[WHAT IS REQUIRED] Keep every line where the word "storage" appears; drop the rest.

»»

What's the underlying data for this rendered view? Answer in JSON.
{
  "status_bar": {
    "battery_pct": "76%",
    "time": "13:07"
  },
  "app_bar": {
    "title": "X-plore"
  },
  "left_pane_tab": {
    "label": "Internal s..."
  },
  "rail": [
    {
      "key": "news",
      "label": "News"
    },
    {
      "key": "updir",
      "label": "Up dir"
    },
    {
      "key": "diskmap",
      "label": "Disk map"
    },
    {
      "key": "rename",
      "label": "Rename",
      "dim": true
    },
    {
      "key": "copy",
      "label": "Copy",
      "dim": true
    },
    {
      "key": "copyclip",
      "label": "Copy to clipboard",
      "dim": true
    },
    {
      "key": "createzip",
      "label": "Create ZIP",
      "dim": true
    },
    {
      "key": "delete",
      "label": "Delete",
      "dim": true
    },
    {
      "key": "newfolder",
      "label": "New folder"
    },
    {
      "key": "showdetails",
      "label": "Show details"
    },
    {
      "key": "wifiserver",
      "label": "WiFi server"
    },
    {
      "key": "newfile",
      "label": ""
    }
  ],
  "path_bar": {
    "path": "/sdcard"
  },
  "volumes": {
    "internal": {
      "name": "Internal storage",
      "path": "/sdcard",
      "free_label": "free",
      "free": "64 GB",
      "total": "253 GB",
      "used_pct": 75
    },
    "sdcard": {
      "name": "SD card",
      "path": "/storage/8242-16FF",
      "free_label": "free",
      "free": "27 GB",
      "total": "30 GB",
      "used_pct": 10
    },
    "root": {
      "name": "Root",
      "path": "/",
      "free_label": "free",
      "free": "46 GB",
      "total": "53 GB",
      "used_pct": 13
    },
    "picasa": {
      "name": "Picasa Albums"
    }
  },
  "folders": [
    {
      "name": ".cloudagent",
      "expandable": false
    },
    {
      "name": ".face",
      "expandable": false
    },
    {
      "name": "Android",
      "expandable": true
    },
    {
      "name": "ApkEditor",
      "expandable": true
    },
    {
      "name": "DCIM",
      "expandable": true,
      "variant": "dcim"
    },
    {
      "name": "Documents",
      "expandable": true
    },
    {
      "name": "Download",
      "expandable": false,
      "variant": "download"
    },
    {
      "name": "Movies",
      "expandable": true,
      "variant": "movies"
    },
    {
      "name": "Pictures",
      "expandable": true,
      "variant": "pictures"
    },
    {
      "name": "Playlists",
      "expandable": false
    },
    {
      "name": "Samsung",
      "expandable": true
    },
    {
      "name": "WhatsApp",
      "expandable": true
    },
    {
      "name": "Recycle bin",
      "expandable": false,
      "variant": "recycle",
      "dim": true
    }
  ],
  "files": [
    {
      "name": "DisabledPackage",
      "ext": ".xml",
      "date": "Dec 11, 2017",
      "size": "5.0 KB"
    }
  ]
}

««

[RESPONSE]
      "name": "Internal storage",
      "path": "/storage/8242-16FF",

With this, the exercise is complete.